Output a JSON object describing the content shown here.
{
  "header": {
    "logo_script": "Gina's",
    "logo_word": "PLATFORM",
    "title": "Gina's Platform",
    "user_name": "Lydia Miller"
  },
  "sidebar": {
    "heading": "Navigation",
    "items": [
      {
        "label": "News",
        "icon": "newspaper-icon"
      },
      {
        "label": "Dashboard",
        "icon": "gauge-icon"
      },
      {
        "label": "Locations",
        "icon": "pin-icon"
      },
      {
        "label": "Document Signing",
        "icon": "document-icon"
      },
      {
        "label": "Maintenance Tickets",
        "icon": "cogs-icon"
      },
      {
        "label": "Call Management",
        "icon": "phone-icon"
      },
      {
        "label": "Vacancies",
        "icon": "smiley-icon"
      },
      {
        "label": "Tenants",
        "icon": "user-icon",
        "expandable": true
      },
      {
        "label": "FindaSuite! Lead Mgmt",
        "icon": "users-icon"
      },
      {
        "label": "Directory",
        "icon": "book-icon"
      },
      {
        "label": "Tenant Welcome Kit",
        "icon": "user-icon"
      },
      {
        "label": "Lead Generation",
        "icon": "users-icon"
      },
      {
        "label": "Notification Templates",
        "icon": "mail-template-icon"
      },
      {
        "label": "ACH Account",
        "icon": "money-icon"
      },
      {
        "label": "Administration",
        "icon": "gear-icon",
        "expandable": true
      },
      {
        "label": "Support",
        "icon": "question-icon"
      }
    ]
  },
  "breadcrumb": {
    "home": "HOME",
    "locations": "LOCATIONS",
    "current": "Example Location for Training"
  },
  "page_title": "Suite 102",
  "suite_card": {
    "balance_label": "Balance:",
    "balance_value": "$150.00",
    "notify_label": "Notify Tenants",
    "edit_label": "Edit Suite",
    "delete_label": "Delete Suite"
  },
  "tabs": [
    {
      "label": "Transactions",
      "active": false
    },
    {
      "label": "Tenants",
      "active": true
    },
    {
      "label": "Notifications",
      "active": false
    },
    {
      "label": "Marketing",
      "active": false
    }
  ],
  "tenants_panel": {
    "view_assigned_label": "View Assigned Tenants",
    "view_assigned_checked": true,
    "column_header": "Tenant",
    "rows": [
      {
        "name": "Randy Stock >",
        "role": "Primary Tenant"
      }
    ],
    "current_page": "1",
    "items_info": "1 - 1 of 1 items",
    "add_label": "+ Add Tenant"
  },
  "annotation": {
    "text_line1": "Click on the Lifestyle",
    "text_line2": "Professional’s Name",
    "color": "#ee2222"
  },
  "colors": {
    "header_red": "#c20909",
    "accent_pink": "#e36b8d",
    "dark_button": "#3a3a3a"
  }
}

TASK STATEMENT: Using the listing above, reproduce each line without omission.

COMPLETE ANSWER:
Output a JSON object describing the content shown here.
{
  "header": {
    "logo_script": "Gina's",
    "logo_word": "PLATFORM",
    "title": "Gina's Platform",
    "user_name": "Lydia Miller"
  },
  "sidebar": {
    "heading": "Navigation",
    "items": [
      {
        "label": "News",
        "icon": "newspaper-icon"
      },
      {
        "label": "Dashboard",
        "icon": "gauge-icon"
      },
      {
        "label": "Locations",
        "icon": "pin-icon"
      },
      {
        "label": "Document Signing",
        "icon": "document-icon"
      },
      {
        "label": "Maintenance Tickets",
        "icon": "cogs-icon"
      },
      {
        "label": "Call Management",
        "icon": "phone-icon"
      },
      {
        "label": "Vacancies",
        "icon": "smiley-icon"
      },
      {
        "label": "Tenants",
        "icon": "user-icon",
        "expandable": true
      },
      {
        "label": "FindaSuite! Lead Mgmt",
        "icon": "users-icon"
      },
      {
        "label": "Directory",
        "icon": "book-icon"
      },
      {
        "label": "Tenant Welcome Kit",
        "icon": "user-icon"
      },
      {
        "label": "Lead Generation",
        "icon": "users-icon"
      },
      {
        "label": "Notification Templates",
        "icon": "mail-template-icon"
      },
      {
        "label": "ACH Account",
        "icon": "money-icon"
      },
      {
        "label": "Administration",
        "icon": "gear-icon",
        "expandable": true
      },
      {
        "label": "Support",
        "icon": "question-icon"
      }
    ]
  },
  "breadcrumb": {
    "home": "HOME",
    "locations": "LOCATIONS",
    "current": "Example Location for Training"
  },
  "page_title": "Suite 102",
  "suite_card": {
    "balance_label": "Balance:",
    "balance_value": "$150.00",
    "notify_label": "Notify Tenants",
    "edit_label": "Edit Suite",
    "delete_label": "Delete Suite"
  },
  "tabs": [
    {
      "label": "Transactions",
      "active": false
    },
    {
      "label": "Tenants",
      "active": true
    },
    {
      "label": "Notifications",
      "active": false
    },
    {
      "label": "Marketing",
      "active": false
    }
  ],
  "tenants_panel": {
    "view_assigned_label": "View Assigned Tenants",
    "view_assigned_checked": true,
    "column_header": "Tenant",
    "rows": [
      {
        "name": "Randy Stock >",
        "role": "Primary Tenant"
      }
    ],
    "current_page": "1",
    "items_info": "1 - 1 of 1 items",
    "add_label": "+ Add Tenant"
  },
  "annotation": {
    "text_line1": "Click on the Lifestyle",
    "text_line2": "Professional’s Name",
    "color": "#ee2222"
  },
  "colors": {
    "header_red": "#c20909",
    "accent_pink": "#e36b8d",
    "dark_button": "#3a3a3a"
  }
}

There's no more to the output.